» Working data:

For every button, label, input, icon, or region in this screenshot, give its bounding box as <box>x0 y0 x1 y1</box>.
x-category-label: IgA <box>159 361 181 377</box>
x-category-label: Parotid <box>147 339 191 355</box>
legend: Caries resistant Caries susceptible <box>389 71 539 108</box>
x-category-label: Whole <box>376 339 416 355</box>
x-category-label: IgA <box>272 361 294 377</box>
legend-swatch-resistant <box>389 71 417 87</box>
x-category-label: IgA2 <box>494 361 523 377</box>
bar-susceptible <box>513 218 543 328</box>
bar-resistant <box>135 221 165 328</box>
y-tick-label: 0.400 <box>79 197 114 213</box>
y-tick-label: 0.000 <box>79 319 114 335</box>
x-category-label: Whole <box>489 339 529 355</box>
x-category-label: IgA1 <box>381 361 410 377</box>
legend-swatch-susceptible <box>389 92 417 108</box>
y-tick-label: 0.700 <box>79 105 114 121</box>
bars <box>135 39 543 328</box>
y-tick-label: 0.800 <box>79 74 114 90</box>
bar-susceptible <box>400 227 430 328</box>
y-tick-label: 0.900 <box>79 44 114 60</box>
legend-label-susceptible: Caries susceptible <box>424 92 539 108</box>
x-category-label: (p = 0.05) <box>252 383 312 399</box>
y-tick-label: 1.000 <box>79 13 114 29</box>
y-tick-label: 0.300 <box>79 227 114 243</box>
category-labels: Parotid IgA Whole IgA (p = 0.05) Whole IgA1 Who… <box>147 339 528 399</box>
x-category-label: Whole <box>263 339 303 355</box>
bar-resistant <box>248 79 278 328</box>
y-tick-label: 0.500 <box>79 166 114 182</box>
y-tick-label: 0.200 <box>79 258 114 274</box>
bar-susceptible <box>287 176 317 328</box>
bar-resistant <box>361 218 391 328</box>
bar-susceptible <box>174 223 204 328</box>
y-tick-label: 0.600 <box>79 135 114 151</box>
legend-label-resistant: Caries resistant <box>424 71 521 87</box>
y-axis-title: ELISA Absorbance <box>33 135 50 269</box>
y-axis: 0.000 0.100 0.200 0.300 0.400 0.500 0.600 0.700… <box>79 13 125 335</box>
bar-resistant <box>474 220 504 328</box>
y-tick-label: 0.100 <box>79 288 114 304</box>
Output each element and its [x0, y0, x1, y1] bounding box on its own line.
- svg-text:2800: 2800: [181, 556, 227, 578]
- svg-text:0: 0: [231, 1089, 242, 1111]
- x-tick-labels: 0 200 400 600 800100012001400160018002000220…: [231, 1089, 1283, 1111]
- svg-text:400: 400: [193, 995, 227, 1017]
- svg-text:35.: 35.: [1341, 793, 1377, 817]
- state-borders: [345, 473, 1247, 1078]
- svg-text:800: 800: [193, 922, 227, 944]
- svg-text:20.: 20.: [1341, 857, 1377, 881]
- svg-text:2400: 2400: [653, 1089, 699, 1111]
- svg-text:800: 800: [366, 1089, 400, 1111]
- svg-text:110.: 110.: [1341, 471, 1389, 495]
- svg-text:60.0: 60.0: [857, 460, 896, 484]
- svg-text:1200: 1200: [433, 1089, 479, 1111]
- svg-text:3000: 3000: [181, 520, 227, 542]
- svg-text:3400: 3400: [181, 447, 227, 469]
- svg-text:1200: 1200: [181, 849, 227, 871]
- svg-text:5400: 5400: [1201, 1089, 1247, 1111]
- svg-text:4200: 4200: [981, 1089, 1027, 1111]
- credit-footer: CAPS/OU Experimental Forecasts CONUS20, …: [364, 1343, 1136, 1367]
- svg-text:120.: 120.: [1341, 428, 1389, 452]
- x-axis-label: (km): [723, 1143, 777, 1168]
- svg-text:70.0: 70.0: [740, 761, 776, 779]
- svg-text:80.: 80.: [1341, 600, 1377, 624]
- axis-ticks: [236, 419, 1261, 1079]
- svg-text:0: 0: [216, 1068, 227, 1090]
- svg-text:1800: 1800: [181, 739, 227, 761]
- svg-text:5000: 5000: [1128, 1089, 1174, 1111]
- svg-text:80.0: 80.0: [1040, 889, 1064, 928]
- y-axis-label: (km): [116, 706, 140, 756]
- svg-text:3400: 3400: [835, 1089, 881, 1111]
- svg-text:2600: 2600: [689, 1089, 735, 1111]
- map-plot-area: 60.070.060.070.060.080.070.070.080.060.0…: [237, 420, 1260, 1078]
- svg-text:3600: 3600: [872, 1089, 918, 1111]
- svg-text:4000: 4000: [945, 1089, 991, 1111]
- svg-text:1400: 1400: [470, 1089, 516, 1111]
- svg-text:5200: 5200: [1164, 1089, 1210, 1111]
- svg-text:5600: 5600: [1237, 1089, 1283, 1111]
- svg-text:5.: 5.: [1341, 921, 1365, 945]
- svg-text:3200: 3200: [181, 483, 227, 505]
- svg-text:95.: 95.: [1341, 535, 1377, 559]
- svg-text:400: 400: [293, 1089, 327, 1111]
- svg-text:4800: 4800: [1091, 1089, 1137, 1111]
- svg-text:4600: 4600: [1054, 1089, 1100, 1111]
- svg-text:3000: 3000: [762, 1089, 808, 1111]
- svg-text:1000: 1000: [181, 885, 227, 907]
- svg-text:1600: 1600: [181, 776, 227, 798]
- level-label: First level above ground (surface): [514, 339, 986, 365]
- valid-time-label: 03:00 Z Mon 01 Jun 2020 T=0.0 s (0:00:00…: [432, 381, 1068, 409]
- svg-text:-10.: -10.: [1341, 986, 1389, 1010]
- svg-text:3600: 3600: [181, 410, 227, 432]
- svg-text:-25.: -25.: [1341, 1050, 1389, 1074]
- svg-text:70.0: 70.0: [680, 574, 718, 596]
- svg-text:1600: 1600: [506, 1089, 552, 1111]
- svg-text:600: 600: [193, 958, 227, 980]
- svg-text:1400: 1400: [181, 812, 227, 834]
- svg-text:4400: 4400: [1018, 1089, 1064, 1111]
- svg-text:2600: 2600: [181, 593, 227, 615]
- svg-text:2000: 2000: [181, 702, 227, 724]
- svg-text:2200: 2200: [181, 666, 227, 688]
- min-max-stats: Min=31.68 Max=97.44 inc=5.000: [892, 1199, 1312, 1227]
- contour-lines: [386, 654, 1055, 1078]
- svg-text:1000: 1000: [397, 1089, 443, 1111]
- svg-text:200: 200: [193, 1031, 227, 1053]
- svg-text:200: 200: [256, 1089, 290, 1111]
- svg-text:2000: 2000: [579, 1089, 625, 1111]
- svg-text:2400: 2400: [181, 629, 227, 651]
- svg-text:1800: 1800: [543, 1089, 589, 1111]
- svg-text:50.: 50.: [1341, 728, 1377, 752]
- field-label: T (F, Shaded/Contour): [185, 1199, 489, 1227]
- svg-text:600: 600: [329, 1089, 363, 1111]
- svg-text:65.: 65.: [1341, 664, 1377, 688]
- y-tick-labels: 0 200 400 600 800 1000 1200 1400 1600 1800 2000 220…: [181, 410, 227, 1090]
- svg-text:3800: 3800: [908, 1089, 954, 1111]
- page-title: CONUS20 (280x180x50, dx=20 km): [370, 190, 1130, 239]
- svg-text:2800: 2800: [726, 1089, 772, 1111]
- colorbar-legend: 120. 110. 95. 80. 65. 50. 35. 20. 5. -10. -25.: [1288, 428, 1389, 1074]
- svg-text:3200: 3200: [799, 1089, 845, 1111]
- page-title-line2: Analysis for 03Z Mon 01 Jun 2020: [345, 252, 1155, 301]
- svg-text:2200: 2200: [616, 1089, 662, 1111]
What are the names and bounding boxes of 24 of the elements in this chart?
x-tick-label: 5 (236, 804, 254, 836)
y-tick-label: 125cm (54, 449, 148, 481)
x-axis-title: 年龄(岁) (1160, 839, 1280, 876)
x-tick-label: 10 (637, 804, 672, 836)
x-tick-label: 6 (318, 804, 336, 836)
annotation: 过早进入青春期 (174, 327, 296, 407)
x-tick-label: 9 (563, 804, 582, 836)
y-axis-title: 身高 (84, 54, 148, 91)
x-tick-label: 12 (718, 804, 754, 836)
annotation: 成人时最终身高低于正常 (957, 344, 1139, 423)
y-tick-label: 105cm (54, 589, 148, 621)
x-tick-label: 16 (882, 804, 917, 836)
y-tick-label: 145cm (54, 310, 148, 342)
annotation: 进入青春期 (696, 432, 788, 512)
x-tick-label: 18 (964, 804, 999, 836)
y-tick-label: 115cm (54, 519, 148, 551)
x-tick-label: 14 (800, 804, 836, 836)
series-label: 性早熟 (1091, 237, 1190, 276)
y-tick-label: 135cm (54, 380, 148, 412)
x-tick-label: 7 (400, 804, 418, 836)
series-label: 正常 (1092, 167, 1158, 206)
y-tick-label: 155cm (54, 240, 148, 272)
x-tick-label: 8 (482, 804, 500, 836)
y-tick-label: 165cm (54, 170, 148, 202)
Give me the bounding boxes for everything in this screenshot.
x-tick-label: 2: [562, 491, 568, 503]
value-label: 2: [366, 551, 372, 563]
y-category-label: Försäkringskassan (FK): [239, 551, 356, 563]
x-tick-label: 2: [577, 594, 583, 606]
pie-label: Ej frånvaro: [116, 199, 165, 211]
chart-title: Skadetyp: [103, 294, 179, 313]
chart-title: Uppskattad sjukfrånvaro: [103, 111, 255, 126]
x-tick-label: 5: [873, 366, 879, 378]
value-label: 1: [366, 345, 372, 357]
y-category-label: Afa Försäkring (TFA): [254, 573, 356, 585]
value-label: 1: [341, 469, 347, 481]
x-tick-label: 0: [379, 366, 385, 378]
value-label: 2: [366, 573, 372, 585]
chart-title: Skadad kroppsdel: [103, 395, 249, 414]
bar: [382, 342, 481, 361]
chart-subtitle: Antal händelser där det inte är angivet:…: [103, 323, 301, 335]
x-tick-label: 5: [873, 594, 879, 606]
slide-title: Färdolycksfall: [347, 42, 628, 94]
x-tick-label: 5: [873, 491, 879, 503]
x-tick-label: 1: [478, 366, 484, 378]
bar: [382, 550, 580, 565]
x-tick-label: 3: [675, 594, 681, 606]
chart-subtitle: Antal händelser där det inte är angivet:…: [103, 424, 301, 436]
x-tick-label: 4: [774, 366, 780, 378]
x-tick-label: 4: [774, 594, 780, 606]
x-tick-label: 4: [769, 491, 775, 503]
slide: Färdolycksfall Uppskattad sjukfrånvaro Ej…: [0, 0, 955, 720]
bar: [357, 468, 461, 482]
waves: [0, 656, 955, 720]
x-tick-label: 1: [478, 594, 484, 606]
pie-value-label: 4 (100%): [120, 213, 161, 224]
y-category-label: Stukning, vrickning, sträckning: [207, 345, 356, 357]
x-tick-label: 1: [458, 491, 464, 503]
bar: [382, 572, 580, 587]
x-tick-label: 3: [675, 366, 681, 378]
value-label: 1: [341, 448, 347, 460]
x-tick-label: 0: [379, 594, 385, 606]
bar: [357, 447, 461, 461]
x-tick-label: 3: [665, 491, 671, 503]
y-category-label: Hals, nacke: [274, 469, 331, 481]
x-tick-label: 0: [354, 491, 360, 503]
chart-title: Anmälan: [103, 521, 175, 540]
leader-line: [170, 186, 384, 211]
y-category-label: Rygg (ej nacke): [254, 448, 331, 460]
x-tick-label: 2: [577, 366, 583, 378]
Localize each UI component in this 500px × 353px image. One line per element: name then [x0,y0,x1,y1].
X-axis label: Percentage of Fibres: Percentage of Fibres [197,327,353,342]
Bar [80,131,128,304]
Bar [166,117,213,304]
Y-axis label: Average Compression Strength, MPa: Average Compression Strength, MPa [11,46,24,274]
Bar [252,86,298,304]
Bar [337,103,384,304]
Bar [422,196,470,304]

» Exercise directions: Change "Parotid" to "Submandibular" in the records from their first line through the line holding "- svg-text:0: 0: [231, 1089, 242, 1111]", inclusive, and reproduce only those lines with everything else left as it is.

» Correct result:
For every button, label, input, icon, or region in this screenshot, give its bounding box as <box>x0 y0 x1 y1</box>.
x-category-label: IgA <box>159 361 181 377</box>
x-category-label: Submandibular <box>147 339 191 355</box>
legend: Caries resistant Caries susceptible <box>389 71 539 108</box>
x-category-label: Whole <box>376 339 416 355</box>
x-category-label: IgA <box>272 361 294 377</box>
legend-swatch-resistant <box>389 71 417 87</box>
x-category-label: IgA2 <box>494 361 523 377</box>
bar-susceptible <box>513 218 543 328</box>
bar-resistant <box>135 221 165 328</box>
y-tick-label: 0.400 <box>79 197 114 213</box>
y-tick-label: 0.000 <box>79 319 114 335</box>
x-category-label: Whole <box>489 339 529 355</box>
x-category-label: IgA1 <box>381 361 410 377</box>
legend-swatch-susceptible <box>389 92 417 108</box>
y-tick-label: 0.700 <box>79 105 114 121</box>
bars <box>135 39 543 328</box>
y-tick-label: 0.800 <box>79 74 114 90</box>
bar-susceptible <box>400 227 430 328</box>
y-tick-label: 0.900 <box>79 44 114 60</box>
legend-label-susceptible: Caries susceptible <box>424 92 539 108</box>
x-category-label: (p = 0.05) <box>252 383 312 399</box>
y-tick-label: 1.000 <box>79 13 114 29</box>
y-tick-label: 0.300 <box>79 227 114 243</box>
category-labels: Submandibular IgA Whole IgA (p = 0.05) Whole IgA1 Who… <box>147 339 528 399</box>
x-category-label: Whole <box>263 339 303 355</box>
bar-resistant <box>248 79 278 328</box>
y-tick-label: 0.500 <box>79 166 114 182</box>
y-tick-label: 0.200 <box>79 258 114 274</box>
bar-susceptible <box>287 176 317 328</box>
bar-resistant <box>361 218 391 328</box>
bar-susceptible <box>174 223 204 328</box>
y-tick-label: 0.600 <box>79 135 114 151</box>
legend-label-resistant: Caries resistant <box>424 71 521 87</box>
y-axis-title: ELISA Absorbance <box>33 135 50 269</box>
y-axis: 0.000 0.100 0.200 0.300 0.400 0.500 0.600 0.700… <box>79 13 125 335</box>
bar-resistant <box>474 220 504 328</box>
y-tick-label: 0.100 <box>79 288 114 304</box>
Output each element and its [x0, y0, x1, y1] bounding box on its own line.
- svg-text:2800: 2800: [181, 556, 227, 578]
- svg-text:0: 0: [231, 1089, 242, 1111]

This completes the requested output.